-- start of Provided data --
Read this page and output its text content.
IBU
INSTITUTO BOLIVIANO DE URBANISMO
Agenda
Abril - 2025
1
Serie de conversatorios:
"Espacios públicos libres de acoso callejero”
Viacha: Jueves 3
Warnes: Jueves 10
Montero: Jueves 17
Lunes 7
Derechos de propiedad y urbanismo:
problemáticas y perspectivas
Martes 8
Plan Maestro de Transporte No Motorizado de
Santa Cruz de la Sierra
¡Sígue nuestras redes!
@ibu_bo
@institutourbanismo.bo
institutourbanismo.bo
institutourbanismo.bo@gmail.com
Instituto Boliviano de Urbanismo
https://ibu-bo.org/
-- end of Provided data --
> What to produce: Identify and copy all lines with the word "Jueves".

> Finished answer:
Viacha: Jueves 3
Warnes: Jueves 10
Montero: Jueves 17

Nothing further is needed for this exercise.